* _REQUIRED WORK_
Copy out each of the following items word for word, keeping every line and number unchanged.

#### RECORDS SHOWN

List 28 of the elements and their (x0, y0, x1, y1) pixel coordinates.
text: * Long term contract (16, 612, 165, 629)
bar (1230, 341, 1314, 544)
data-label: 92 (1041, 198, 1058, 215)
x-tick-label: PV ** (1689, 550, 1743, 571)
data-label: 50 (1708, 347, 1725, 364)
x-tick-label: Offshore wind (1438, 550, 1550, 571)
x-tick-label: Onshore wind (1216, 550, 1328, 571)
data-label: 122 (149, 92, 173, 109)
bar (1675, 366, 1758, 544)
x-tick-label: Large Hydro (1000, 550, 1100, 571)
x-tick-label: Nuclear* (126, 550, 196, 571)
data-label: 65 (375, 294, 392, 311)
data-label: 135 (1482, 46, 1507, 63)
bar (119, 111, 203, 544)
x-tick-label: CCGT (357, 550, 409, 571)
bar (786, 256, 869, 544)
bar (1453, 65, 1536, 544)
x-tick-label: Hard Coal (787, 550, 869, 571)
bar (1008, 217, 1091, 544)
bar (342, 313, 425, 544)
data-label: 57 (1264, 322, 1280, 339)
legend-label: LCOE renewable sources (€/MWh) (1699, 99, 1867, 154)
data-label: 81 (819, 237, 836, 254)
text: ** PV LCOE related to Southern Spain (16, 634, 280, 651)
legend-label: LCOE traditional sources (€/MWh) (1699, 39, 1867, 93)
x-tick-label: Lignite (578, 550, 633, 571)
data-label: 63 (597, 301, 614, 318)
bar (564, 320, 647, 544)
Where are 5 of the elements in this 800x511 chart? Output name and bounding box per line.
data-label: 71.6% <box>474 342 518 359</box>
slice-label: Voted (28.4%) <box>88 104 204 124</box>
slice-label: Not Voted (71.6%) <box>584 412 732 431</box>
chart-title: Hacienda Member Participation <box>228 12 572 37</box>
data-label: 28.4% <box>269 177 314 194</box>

########

* _WRITTEN ANSWER_
List 28 of the elements and their (x0, y0, x1, y1) pixel coordinates.
text: * Long term contract (16, 612, 165, 629)
bar (1230, 341, 1314, 544)
data-label: 92 (1041, 198, 1058, 215)
x-tick-label: PV ** (1689, 550, 1743, 571)
data-label: 50 (1708, 347, 1725, 364)
x-tick-label: Offshore wind (1438, 550, 1550, 571)
x-tick-label: Onshore wind (1216, 550, 1328, 571)
data-label: 122 (149, 92, 173, 109)
bar (1675, 366, 1758, 544)
x-tick-label: Large Hydro (1000, 550, 1100, 571)
x-tick-label: Nuclear* (126, 550, 196, 571)
data-label: 65 (375, 294, 392, 311)
data-label: 135 (1482, 46, 1507, 63)
bar (119, 111, 203, 544)
x-tick-label: CCGT (357, 550, 409, 571)
bar (786, 256, 869, 544)
bar (1453, 65, 1536, 544)
x-tick-label: Hard Coal (787, 550, 869, 571)
bar (1008, 217, 1091, 544)
bar (342, 313, 425, 544)
data-label: 57 (1264, 322, 1280, 339)
legend-label: LCOE renewable sources (€/MWh) (1699, 99, 1867, 154)
data-label: 81 (819, 237, 836, 254)
text: ** PV LCOE related to Southern Spain (16, 634, 280, 651)
legend-label: LCOE traditional sources (€/MWh) (1699, 39, 1867, 93)
x-tick-label: Lignite (578, 550, 633, 571)
data-label: 63 (597, 301, 614, 318)
bar (564, 320, 647, 544)
Where are 5 of the elements in this 800x511 chart? Output name and bounding box per line.
data-label: 71.6% <box>474 342 518 359</box>
slice-label: Voted (28.4%) <box>88 104 204 124</box>
slice-label: Not Voted (71.6%) <box>584 412 732 431</box>
chart-title: Hacienda Member Participation <box>228 12 572 37</box>
data-label: 28.4% <box>269 177 314 194</box>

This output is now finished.